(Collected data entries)

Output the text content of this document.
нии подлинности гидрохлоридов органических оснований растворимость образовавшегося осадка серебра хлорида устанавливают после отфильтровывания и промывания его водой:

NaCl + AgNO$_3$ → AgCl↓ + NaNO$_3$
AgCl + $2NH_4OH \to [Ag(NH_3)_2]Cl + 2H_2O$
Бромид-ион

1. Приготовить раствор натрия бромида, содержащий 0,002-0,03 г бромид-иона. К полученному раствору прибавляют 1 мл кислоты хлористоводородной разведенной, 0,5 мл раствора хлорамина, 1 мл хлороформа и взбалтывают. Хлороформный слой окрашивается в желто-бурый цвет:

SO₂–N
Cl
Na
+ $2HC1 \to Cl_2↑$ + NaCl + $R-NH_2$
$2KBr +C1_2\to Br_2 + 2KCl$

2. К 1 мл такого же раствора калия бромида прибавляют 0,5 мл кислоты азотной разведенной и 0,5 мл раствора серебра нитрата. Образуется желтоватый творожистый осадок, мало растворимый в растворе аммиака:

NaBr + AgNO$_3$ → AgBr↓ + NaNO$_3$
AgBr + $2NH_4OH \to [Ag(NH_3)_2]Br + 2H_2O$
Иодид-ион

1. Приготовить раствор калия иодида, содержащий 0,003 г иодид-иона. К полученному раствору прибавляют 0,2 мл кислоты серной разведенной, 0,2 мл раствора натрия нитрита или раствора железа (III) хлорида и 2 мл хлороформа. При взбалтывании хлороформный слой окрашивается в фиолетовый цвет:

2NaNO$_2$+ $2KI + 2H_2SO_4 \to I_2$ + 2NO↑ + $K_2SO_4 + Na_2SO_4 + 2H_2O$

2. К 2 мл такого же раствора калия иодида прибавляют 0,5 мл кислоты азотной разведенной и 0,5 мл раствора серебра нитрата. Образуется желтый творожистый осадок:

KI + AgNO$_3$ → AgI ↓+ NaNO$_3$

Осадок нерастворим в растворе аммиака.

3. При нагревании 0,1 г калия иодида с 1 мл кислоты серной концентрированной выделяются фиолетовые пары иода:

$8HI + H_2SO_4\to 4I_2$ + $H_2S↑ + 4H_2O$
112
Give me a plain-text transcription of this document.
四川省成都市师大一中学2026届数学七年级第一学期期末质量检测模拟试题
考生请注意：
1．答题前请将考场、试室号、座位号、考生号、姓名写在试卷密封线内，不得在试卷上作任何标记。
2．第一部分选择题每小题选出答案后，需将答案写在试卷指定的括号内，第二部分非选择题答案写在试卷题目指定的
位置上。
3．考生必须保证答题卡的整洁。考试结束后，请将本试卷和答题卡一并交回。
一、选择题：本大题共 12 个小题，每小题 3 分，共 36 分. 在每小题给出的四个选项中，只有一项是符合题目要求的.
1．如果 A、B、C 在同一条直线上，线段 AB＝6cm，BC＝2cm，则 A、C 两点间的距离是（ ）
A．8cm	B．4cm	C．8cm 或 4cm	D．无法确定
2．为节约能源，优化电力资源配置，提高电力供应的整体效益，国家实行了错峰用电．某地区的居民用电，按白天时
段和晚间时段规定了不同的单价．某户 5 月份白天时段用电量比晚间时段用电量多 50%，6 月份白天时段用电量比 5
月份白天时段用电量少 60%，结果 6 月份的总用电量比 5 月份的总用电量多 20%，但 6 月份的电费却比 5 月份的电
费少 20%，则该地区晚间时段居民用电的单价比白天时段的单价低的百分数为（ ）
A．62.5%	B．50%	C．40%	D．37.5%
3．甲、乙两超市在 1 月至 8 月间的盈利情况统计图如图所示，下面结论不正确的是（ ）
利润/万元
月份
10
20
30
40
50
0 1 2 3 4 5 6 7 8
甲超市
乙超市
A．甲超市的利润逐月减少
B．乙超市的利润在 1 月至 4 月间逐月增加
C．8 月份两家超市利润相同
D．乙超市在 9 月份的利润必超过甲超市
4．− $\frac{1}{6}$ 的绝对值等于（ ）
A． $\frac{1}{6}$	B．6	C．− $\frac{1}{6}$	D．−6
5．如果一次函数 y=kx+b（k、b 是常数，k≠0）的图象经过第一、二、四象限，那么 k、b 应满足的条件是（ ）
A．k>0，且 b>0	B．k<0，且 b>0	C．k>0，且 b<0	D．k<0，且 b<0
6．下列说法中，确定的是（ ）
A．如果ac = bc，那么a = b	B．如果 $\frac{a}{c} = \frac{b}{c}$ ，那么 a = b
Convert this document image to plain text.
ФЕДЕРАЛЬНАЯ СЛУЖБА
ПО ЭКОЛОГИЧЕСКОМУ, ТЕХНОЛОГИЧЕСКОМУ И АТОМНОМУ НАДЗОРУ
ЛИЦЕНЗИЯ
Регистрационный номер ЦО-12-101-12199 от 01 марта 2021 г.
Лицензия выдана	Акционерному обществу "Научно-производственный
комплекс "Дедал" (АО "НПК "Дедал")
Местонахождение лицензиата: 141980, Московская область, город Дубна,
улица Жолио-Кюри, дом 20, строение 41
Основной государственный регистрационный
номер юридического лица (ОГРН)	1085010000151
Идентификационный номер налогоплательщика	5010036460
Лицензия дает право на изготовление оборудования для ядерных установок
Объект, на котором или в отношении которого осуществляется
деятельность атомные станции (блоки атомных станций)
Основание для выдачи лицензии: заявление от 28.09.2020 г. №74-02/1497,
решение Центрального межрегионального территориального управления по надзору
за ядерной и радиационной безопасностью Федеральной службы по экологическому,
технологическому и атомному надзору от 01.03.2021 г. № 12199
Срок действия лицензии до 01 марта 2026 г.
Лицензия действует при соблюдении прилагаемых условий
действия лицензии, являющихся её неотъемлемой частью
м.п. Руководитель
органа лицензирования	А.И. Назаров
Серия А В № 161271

CHALLENGE: Transcribe the data above in full, exactly.

REPLY TO THE TASK:
Output the text content of this document.
нии подлинности гидрохлоридов органических оснований растворимость образовавшегося осадка серебра хлорида устанавливают после отфильтровывания и промывания его водой:

NaCl + AgNO$_3$ → AgCl↓ + NaNO$_3$
AgCl + $2NH_4OH \to [Ag(NH_3)_2]Cl + 2H_2O$
Бромид-ион

1. Приготовить раствор натрия бромида, содержащий 0,002-0,03 г бромид-иона. К полученному раствору прибавляют 1 мл кислоты хлористоводородной разведенной, 0,5 мл раствора хлорамина, 1 мл хлороформа и взбалтывают. Хлороформный слой окрашивается в желто-бурый цвет:

SO₂–N
Cl
Na
+ $2HC1 \to Cl_2↑$ + NaCl + $R-NH_2$
$2KBr +C1_2\to Br_2 + 2KCl$

2. К 1 мл такого же раствора калия бромида прибавляют 0,5 мл кислоты азотной разведенной и 0,5 мл раствора серебра нитрата. Образуется желтоватый творожистый осадок, мало растворимый в растворе аммиака:

NaBr + AgNO$_3$ → AgBr↓ + NaNO$_3$
AgBr + $2NH_4OH \to [Ag(NH_3)_2]Br + 2H_2O$
Иодид-ион

1. Приготовить раствор калия иодида, содержащий 0,003 г иодид-иона. К полученному раствору прибавляют 0,2 мл кислоты серной разведенной, 0,2 мл раствора натрия нитрита или раствора железа (III) хлорида и 2 мл хлороформа. При взбалтывании хлороформный слой окрашивается в фиолетовый цвет:

2NaNO$_2$+ $2KI + 2H_2SO_4 \to I_2$ + 2NO↑ + $K_2SO_4 + Na_2SO_4 + 2H_2O$

2. К 2 мл такого же раствора калия иодида прибавляют 0,5 мл кислоты азотной разведенной и 0,5 мл раствора серебра нитрата. Образуется желтый творожистый осадок:

KI + AgNO$_3$ → AgI ↓+ NaNO$_3$

Осадок нерастворим в растворе аммиака.

3. При нагревании 0,1 г калия иодида с 1 мл кислоты серной концентрированной выделяются фиолетовые пары иода:

$8HI + H_2SO_4\to 4I_2$ + $H_2S↑ + 4H_2O$
112
Give me a plain-text transcription of this document.
四川省成都市师大一中学2026届数学七年级第一学期期末质量检测模拟试题
考生请注意：
1．答题前请将考场、试室号、座位号、考生号、姓名写在试卷密封线内，不得在试卷上作任何标记。
2．第一部分选择题每小题选出答案后，需将答案写在试卷指定的括号内，第二部分非选择题答案写在试卷题目指定的
位置上。
3．考生必须保证答题卡的整洁。考试结束后，请将本试卷和答题卡一并交回。
一、选择题：本大题共 12 个小题，每小题 3 分，共 36 分. 在每小题给出的四个选项中，只有一项是符合题目要求的.
1．如果 A、B、C 在同一条直线上，线段 AB＝6cm，BC＝2cm，则 A、C 两点间的距离是（ ）
A．8cm	B．4cm	C．8cm 或 4cm	D．无法确定
2．为节约能源，优化电力资源配置，提高电力供应的整体效益，国家实行了错峰用电．某地区的居民用电，按白天时
段和晚间时段规定了不同的单价．某户 5 月份白天时段用电量比晚间时段用电量多 50%，6 月份白天时段用电量比 5
月份白天时段用电量少 60%，结果 6 月份的总用电量比 5 月份的总用电量多 20%，但 6 月份的电费却比 5 月份的电
费少 20%，则该地区晚间时段居民用电的单价比白天时段的单价低的百分数为（ ）
A．62.5%	B．50%	C．40%	D．37.5%
3．甲、乙两超市在 1 月至 8 月间的盈利情况统计图如图所示，下面结论不正确的是（ ）
利润/万元
月份
10
20
30
40
50
0 1 2 3 4 5 6 7 8
甲超市
乙超市
A．甲超市的利润逐月减少
B．乙超市的利润在 1 月至 4 月间逐月增加
C．8 月份两家超市利润相同
D．乙超市在 9 月份的利润必超过甲超市
4．− $\frac{1}{6}$ 的绝对值等于（ ）
A． $\frac{1}{6}$	B．6	C．− $\frac{1}{6}$	D．−6
5．如果一次函数 y=kx+b（k、b 是常数，k≠0）的图象经过第一、二、四象限，那么 k、b 应满足的条件是（ ）
A．k>0，且 b>0	B．k<0，且 b>0	C．k>0，且 b<0	D．k<0，且 b<0
6．下列说法中，确定的是（ ）
A．如果ac = bc，那么a = b	B．如果 $\frac{a}{c} = \frac{b}{c}$ ，那么 a = b
Convert this document image to plain text.
ФЕДЕРАЛЬНАЯ СЛУЖБА
ПО ЭКОЛОГИЧЕСКОМУ, ТЕХНОЛОГИЧЕСКОМУ И АТОМНОМУ НАДЗОРУ
ЛИЦЕНЗИЯ
Регистрационный номер ЦО-12-101-12199 от 01 марта 2021 г.
Лицензия выдана	Акционерному обществу "Научно-производственный
комплекс "Дедал" (АО "НПК "Дедал")
Местонахождение лицензиата: 141980, Московская область, город Дубна,
улица Жолио-Кюри, дом 20, строение 41
Основной государственный регистрационный
номер юридического лица (ОГРН)	1085010000151
Идентификационный номер налогоплательщика	5010036460
Лицензия дает право на изготовление оборудования для ядерных установок
Объект, на котором или в отношении которого осуществляется
деятельность атомные станции (блоки атомных станций)
Основание для выдачи лицензии: заявление от 28.09.2020 г. №74-02/1497,
решение Центрального межрегионального территориального управления по надзору
за ядерной и радиационной безопасностью Федеральной службы по экологическому,
технологическому и атомному надзору от 01.03.2021 г. № 12199
Срок действия лицензии до 01 марта 2026 г.
Лицензия действует при соблюдении прилагаемых условий
действия лицензии, являющихся её неотъемлемой частью
м.п. Руководитель
органа лицензирования	А.И. Назаров
Серия А В № 161271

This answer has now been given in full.